What to produce: Format every line of the items below as a JSON list of strings, with one string per line and blank lines left out.

— Begin Extracted material —

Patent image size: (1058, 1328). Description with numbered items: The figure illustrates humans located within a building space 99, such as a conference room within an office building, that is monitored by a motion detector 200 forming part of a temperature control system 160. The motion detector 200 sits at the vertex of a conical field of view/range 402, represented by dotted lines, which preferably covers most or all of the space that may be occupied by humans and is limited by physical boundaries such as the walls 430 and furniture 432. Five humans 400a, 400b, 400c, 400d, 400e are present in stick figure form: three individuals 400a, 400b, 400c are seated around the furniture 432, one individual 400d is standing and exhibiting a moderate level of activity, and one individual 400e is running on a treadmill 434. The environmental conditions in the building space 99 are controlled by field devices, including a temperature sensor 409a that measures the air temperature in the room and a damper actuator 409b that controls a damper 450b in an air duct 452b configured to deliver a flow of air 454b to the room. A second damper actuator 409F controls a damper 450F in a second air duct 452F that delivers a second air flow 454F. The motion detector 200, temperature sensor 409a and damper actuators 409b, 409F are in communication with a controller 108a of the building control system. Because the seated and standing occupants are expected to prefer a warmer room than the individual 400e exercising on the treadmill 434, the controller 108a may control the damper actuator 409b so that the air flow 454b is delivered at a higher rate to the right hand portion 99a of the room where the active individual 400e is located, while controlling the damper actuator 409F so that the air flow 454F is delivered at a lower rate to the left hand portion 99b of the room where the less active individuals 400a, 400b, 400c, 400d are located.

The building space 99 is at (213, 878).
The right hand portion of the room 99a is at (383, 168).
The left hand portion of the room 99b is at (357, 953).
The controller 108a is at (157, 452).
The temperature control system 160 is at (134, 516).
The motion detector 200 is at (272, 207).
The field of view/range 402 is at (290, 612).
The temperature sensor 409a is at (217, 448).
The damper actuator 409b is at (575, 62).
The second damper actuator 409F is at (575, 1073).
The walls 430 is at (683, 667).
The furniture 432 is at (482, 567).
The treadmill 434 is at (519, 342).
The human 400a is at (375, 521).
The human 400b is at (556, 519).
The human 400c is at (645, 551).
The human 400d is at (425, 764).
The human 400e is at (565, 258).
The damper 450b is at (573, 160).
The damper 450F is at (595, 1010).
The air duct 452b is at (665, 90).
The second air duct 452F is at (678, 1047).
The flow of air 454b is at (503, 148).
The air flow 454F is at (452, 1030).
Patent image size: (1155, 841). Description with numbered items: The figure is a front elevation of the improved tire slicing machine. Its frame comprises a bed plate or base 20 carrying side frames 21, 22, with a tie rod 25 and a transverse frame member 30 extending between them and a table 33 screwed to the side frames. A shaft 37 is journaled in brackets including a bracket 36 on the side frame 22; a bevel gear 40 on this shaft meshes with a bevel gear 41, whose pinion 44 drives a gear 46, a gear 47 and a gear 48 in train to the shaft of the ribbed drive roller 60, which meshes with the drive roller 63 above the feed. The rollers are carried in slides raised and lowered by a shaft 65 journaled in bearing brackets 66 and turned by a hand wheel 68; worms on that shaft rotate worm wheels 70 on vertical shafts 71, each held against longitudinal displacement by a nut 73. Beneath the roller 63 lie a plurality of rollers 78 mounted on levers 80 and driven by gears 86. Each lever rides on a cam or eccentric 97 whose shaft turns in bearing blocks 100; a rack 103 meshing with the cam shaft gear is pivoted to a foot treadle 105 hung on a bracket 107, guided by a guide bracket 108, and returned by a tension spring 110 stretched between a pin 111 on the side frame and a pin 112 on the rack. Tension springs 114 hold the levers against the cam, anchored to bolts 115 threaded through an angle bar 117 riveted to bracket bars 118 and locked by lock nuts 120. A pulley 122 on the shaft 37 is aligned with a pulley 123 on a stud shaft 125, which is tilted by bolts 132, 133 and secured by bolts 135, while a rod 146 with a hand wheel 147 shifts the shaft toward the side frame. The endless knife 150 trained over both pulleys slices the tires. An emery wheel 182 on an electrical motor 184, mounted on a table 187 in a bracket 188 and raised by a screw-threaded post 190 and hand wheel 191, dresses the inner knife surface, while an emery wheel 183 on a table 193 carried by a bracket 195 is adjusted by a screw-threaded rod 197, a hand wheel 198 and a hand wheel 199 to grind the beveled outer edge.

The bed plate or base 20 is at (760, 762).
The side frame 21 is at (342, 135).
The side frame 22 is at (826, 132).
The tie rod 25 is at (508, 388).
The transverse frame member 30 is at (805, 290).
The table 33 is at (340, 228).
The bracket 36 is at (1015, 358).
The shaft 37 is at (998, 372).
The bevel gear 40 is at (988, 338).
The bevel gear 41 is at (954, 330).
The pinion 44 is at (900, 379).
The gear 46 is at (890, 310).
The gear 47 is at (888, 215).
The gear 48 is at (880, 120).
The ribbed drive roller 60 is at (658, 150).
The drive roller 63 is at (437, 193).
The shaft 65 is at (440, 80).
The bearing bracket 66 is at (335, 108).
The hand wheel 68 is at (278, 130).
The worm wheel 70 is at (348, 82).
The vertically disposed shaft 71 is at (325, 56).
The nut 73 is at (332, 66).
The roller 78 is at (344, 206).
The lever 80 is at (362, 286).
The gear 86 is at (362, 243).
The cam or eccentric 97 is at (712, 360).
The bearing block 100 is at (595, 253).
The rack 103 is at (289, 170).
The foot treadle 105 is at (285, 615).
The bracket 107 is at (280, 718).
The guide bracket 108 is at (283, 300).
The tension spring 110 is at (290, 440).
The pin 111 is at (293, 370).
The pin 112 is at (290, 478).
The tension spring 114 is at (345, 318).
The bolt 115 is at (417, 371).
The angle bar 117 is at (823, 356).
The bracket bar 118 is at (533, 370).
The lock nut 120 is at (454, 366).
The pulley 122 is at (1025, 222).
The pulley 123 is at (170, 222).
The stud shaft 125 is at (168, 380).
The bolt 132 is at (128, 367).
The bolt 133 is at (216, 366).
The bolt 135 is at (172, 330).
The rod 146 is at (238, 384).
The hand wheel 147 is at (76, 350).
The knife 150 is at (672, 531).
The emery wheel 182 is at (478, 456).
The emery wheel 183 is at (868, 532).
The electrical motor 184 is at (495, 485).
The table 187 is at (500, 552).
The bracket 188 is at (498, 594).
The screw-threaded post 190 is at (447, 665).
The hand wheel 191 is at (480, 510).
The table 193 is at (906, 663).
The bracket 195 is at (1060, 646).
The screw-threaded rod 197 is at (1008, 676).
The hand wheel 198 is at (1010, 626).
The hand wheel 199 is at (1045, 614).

— End Extracted material —

Completed task:
[
  "Patent image size: (1058, 1328). Description with numbered items: The figure illustrates humans located within a building space 99, such as a conference room within an office building, that is monitored by a motion detector 200 forming part of a temperature control system 160. The motion detector 200 sits at the vertex of a conical field of view/range 402, represented by dotted lines, which preferably covers most or all of the space that may be occupied by humans and is limited by physical boundaries such as the walls 430 and furniture 432. Five humans 400a, 400b, 400c, 400d, 400e are present in stick figure form: three individuals 400a, 400b, 400c are seated around the furniture 432, one individual 400d is standing and exhibiting a moderate level of activity, and one individual 400e is running on a treadmill 434. The environmental conditions in the building space 99 are controlled by field devices, including a temperature sensor 409a that measures the air temperature in the room and a damper actuator 409b that controls a damper 450b in an air duct 452b configured to deliver a flow of air 454b to the room. A second damper actuator 409F controls a damper 450F in a second air duct 452F that delivers a second air flow 454F. The motion detector 200, temperature sensor 409a and damper actuators 409b, 409F are in communication with a controller 108a of the building control system. Because the seated and standing occupants are expected to prefer a warmer room than the individual 400e exercising on the treadmill 434, the controller 108a may control the damper actuator 409b so that the air flow 454b is delivered at a higher rate to the right hand portion 99a of the room where the active individual 400e is located, while controlling the damper actuator 409F so that the air flow 454F is delivered at a lower rate to the left hand portion 99b of the room where the less active individuals 400a, 400b, 400c, 400d are located.",
  "The building space 99 is at (213, 878).",
  "The right hand portion of the room 99a is at (383, 168).",
  "The left hand portion of the room 99b is at (357, 953).",
  "The controller 108a is at (157, 452).",
  "The temperature control system 160 is at (134, 516).",
  "The motion detector 200 is at (272, 207).",
  "The field of view/range 402 is at (290, 612).",
  "The temperature sensor 409a is at (217, 448).",
  "The damper actuator 409b is at (575, 62).",
  "The second damper actuator 409F is at (575, 1073).",
  "The walls 430 is at (683, 667).",
  "The furniture 432 is at (482, 567).",
  "The treadmill 434 is at (519, 342).",
  "The human 400a is at (375, 521).",
  "The human 400b is at (556, 519).",
  "The human 400c is at (645, 551).",
  "The human 400d is at (425, 764).",
  "The human 400e is at (565, 258).",
  "The damper 450b is at (573, 160).",
  "The damper 450F is at (595, 1010).",
  "The air duct 452b is at (665, 90).",
  "The second air duct 452F is at (678, 1047).",
  "The flow of air 454b is at (503, 148).",
  "The air flow 454F is at (452, 1030).",
  "Patent image size: (1155, 841). Description with numbered items: The figure is a front elevation of the improved tire slicing machine. Its frame comprises a bed plate or base 20 carrying side frames 21, 22, with a tie rod 25 and a transverse frame member 30 extending between them and a table 33 screwed to the side frames. A shaft 37 is journaled in brackets including a bracket 36 on the side frame 22; a bevel gear 40 on this shaft meshes with a bevel gear 41, whose pinion 44 drives a gear 46, a gear 47 and a gear 48 in train to the shaft of the ribbed drive roller 60, which meshes with the drive roller 63 above the feed. The rollers are carried in slides raised and lowered by a shaft 65 journaled in bearing brackets 66 and turned by a hand wheel 68; worms on that shaft rotate worm wheels 70 on vertical shafts 71, each held against longitudinal displacement by a nut 73. Beneath the roller 63 lie a plurality of rollers 78 mounted on levers 80 and driven by gears 86. Each lever rides on a cam or eccentric 97 whose shaft turns in bearing blocks 100; a rack 103 meshing with the cam shaft gear is pivoted to a foot treadle 105 hung on a bracket 107, guided by a guide bracket 108, and returned by a tension spring 110 stretched between a pin 111 on the side frame and a pin 112 on the rack. Tension springs 114 hold the levers against the cam, anchored to bolts 115 threaded through an angle bar 117 riveted to bracket bars 118 and locked by lock nuts 120. A pulley 122 on the shaft 37 is aligned with a pulley 123 on a stud shaft 125, which is tilted by bolts 132, 133 and secured by bolts 135, while a rod 146 with a hand wheel 147 shifts the shaft toward the side frame. The endless knife 150 trained over both pulleys slices the tires. An emery wheel 182 on an electrical motor 184, mounted on a table 187 in a bracket 188 and raised by a screw-threaded post 190 and hand wheel 191, dresses the inner knife surface, while an emery wheel 183 on a table 193 carried by a bracket 195 is adjusted by a screw-threaded rod 197, a hand wheel 198 and a hand wheel 199 to grind the beveled outer edge.",
  "The bed plate or base 20 is at (760, 762).",
  "The side frame 21 is at (342, 135).",
  "The side frame 22 is at (826, 132).",
  "The tie rod 25 is at (508, 388).",
  "The transverse frame member 30 is at (805, 290).",
  "The table 33 is at (340, 228).",
  "The bracket 36 is at (1015, 358).",
  "The shaft 37 is at (998, 372).",
  "The bevel gear 40 is at (988, 338).",
  "The bevel gear 41 is at (954, 330).",
  "The pinion 44 is at (900, 379).",
  "The gear 46 is at (890, 310).",
  "The gear 47 is at (888, 215).",
  "The gear 48 is at (880, 120).",
  "The ribbed drive roller 60 is at (658, 150).",
  "The drive roller 63 is at (437, 193).",
  "The shaft 65 is at (440, 80).",
  "The bearing bracket 66 is at (335, 108).",
  "The hand wheel 68 is at (278, 130).",
  "The worm wheel 70 is at (348, 82).",
  "The vertically disposed shaft 71 is at (325, 56).",
  "The nut 73 is at (332, 66).",
  "The roller 78 is at (344, 206).",
  "The lever 80 is at (362, 286).",
  "The gear 86 is at (362, 243).",
  "The cam or eccentric 97 is at (712, 360).",
  "The bearing block 100 is at (595, 253).",
  "The rack 103 is at (289, 170).",
  "The foot treadle 105 is at (285, 615).",
  "The bracket 107 is at (280, 718).",
  "The guide bracket 108 is at (283, 300).",
  "The tension spring 110 is at (290, 440).",
  "The pin 111 is at (293, 370).",
  "The pin 112 is at (290, 478).",
  "The tension spring 114 is at (345, 318).",
  "The bolt 115 is at (417, 371).",
  "The angle bar 117 is at (823, 356).",
  "The bracket bar 118 is at (533, 370).",
  "The lock nut 120 is at (454, 366).",
  "The pulley 122 is at (1025, 222).",
  "The pulley 123 is at (170, 222).",
  "The stud shaft 125 is at (168, 380).",
  "The bolt 132 is at (128, 367).",
  "The bolt 133 is at (216, 366).",
  "The bolt 135 is at (172, 330).",
  "The rod 146 is at (238, 384).",
  "The hand wheel 147 is at (76, 350).",
  "The knife 150 is at (672, 531).",
  "The emery wheel 182 is at (478, 456).",
  "The emery wheel 183 is at (868, 532).",
  "The electrical motor 184 is at (495, 485).",
  "The table 187 is at (500, 552).",
  "The bracket 188 is at (498, 594).",
  "The screw-threaded post 190 is at (447, 665).",
  "The hand wheel 191 is at (480, 510).",
  "The table 193 is at (906, 663).",
  "The bracket 195 is at (1060, 646).",
  "The screw-threaded rod 197 is at (1008, 676).",
  "The hand wheel 198 is at (1010, 626).",
  "The hand wheel 199 is at (1045, 614)."
]